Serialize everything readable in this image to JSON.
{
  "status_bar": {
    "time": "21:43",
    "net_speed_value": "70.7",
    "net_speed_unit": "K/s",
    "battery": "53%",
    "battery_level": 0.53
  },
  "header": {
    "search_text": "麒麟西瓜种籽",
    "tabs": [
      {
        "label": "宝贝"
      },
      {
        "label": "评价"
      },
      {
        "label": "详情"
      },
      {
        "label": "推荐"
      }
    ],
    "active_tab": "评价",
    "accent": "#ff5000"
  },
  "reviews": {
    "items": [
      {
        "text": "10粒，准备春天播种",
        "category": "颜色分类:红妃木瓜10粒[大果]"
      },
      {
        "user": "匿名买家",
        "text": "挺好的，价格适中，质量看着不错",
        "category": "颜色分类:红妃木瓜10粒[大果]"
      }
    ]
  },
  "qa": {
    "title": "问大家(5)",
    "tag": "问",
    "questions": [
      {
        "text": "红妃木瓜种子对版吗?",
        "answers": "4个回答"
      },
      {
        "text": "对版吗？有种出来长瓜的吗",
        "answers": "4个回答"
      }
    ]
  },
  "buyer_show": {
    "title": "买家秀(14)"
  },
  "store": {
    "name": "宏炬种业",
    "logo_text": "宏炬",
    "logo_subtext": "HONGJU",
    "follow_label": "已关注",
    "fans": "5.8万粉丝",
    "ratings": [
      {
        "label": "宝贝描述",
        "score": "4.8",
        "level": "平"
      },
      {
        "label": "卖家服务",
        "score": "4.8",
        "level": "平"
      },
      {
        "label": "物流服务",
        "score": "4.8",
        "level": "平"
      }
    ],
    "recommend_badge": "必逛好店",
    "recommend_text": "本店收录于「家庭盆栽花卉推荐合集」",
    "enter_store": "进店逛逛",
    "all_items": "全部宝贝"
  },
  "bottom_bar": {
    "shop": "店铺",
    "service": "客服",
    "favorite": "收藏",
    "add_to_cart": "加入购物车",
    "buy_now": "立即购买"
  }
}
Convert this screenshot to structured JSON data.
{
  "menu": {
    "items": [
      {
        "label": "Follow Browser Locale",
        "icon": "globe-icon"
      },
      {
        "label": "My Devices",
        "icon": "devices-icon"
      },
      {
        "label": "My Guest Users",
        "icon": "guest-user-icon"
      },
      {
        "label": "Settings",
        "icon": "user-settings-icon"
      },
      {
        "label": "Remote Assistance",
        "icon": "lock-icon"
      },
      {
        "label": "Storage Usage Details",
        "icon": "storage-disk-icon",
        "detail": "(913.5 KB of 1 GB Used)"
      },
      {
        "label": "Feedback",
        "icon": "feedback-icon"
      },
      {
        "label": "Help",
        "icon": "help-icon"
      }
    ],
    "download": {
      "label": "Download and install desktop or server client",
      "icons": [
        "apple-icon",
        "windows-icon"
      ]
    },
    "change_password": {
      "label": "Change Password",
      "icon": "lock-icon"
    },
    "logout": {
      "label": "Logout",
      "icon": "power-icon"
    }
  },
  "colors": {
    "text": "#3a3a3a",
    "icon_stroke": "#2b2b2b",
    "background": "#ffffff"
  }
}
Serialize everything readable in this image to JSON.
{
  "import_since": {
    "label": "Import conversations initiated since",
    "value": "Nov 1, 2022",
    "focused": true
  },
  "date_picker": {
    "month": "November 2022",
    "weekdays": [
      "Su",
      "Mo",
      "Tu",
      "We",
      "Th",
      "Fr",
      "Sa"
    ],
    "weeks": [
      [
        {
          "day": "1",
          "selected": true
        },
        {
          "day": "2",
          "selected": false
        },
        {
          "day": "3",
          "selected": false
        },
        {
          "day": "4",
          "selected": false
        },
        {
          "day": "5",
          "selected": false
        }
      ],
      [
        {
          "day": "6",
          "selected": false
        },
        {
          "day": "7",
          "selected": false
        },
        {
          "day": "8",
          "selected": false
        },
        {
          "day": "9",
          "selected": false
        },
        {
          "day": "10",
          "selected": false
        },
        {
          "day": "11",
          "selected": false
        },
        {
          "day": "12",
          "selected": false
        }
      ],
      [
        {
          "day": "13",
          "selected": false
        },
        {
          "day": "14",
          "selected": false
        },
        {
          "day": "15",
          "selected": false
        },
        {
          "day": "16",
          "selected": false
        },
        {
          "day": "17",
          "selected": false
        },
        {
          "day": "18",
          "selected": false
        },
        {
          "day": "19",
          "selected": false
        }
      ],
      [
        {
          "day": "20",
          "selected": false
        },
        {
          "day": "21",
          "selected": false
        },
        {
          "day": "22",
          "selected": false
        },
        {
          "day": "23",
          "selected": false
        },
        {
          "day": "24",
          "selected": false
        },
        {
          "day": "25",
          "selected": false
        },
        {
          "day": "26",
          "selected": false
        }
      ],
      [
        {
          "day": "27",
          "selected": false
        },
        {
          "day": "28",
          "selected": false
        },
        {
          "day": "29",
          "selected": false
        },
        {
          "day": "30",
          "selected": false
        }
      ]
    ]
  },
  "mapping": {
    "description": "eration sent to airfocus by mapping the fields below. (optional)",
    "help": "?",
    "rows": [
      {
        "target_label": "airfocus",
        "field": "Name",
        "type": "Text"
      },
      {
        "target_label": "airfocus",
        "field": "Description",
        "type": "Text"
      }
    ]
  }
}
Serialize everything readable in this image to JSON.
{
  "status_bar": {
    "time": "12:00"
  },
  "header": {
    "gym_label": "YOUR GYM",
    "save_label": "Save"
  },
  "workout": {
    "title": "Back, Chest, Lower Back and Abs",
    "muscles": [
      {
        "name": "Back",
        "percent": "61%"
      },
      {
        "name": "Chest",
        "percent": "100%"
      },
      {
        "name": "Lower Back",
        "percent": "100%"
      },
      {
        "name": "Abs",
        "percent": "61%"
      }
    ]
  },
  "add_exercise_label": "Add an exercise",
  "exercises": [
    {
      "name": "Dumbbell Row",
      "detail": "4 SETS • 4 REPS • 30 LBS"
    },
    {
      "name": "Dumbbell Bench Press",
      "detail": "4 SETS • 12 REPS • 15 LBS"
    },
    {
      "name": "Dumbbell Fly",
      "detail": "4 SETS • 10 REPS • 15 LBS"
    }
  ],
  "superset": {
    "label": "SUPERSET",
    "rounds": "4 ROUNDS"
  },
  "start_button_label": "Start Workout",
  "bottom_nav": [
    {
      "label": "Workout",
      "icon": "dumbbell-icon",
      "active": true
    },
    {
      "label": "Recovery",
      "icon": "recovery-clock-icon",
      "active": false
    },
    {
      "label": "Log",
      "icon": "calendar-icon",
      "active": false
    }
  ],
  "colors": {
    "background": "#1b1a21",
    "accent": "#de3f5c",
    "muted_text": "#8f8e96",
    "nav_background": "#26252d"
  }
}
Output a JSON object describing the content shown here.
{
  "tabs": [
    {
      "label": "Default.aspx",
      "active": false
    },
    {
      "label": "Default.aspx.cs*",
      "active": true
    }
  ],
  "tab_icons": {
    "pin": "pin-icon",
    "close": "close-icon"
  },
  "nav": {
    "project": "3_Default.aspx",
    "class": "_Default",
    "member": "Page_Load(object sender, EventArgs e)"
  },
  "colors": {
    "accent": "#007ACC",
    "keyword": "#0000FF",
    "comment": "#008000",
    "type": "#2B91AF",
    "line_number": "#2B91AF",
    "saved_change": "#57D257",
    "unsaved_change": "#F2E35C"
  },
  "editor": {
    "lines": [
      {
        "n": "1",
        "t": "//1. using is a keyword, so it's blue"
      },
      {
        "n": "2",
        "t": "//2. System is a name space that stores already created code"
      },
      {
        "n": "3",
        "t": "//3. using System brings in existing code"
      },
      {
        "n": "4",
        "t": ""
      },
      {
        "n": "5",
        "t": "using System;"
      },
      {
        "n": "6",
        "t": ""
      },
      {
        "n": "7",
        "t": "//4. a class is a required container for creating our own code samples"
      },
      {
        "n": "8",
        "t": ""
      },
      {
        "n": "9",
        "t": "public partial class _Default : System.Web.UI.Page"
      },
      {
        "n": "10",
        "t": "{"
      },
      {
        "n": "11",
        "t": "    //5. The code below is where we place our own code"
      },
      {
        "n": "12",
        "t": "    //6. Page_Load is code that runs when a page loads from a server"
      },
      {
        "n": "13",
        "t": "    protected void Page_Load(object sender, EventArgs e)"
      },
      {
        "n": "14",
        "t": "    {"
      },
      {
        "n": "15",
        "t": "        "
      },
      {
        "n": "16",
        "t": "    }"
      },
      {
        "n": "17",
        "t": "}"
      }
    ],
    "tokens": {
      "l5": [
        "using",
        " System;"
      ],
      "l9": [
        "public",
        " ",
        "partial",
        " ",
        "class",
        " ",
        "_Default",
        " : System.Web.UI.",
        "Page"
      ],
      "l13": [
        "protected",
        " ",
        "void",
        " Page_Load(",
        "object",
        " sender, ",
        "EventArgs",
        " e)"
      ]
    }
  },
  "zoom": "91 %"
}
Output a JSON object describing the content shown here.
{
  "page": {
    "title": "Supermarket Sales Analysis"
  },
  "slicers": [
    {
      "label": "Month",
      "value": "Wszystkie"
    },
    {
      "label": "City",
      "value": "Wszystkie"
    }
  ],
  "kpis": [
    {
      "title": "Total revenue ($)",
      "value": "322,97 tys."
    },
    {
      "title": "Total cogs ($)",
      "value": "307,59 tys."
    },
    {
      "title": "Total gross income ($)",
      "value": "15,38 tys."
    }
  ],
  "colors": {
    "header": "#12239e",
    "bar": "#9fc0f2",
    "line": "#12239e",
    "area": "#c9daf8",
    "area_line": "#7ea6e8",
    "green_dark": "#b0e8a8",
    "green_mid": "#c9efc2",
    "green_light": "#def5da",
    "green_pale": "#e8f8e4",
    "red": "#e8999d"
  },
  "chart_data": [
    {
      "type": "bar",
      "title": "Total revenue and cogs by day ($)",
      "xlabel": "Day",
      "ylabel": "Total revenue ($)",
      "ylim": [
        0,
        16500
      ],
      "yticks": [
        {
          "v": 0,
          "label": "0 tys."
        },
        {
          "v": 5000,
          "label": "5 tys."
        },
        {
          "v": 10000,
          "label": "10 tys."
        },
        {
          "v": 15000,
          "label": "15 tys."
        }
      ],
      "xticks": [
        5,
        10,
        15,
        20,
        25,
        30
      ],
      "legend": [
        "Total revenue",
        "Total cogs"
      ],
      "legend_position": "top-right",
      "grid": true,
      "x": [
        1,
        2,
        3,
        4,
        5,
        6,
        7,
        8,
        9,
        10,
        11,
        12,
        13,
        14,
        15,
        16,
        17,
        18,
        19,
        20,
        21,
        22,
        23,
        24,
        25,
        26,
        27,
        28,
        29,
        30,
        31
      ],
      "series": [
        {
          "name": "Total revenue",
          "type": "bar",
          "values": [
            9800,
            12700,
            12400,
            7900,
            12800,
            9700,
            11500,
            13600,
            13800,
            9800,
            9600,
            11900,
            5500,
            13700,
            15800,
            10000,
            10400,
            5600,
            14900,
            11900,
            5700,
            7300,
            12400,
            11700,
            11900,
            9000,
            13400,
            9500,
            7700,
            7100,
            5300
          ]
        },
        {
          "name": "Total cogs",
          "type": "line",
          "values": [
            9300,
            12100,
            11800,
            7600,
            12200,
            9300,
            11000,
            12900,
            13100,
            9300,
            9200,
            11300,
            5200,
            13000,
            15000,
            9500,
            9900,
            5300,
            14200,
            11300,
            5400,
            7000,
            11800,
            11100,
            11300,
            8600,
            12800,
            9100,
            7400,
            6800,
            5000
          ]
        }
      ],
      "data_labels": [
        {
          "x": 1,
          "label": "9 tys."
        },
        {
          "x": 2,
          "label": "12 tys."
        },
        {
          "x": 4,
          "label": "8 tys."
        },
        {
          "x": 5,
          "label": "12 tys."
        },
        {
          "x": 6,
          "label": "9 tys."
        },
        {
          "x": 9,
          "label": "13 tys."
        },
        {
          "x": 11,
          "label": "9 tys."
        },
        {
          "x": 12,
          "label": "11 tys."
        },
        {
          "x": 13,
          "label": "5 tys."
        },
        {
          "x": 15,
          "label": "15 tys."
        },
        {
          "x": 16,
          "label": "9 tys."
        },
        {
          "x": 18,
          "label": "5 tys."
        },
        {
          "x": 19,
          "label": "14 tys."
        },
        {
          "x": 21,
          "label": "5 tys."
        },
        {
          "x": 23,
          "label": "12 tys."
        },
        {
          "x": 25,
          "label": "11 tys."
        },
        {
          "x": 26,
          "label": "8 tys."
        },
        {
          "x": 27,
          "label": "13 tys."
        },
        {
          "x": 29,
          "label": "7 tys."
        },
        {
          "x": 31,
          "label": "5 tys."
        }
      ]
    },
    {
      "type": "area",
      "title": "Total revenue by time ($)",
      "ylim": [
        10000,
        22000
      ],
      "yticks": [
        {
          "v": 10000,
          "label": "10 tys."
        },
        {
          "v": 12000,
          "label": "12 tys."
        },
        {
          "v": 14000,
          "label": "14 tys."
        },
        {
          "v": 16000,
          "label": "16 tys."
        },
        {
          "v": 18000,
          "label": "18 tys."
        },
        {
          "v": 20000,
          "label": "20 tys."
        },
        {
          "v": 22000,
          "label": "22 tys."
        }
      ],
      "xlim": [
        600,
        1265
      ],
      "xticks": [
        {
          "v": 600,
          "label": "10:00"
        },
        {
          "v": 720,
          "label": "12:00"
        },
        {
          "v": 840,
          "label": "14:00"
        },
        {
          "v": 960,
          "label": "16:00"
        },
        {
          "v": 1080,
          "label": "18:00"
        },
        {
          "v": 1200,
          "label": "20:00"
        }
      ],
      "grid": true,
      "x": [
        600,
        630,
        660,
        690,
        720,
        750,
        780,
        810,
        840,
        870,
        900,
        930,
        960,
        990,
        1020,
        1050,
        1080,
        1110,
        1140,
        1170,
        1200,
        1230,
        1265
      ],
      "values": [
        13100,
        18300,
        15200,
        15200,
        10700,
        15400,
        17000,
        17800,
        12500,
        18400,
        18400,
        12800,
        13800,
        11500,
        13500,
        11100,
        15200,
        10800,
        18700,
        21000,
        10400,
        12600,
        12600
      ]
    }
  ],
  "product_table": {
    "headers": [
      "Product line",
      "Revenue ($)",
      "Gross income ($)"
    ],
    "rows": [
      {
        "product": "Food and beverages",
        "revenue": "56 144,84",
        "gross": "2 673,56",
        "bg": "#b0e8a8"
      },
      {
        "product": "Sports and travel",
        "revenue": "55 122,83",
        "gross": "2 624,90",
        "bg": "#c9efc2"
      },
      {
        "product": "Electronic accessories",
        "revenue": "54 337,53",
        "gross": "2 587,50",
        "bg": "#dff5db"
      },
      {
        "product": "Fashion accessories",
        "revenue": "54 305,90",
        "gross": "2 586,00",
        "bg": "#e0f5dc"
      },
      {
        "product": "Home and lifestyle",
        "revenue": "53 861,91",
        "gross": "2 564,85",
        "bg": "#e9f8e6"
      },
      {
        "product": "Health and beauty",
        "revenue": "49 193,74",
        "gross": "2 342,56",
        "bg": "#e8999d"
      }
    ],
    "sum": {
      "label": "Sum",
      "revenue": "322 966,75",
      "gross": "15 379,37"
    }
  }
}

### TASK TO COMPLETE
State how many lines include the string "income". Give no other information.

### THE ANSWER
2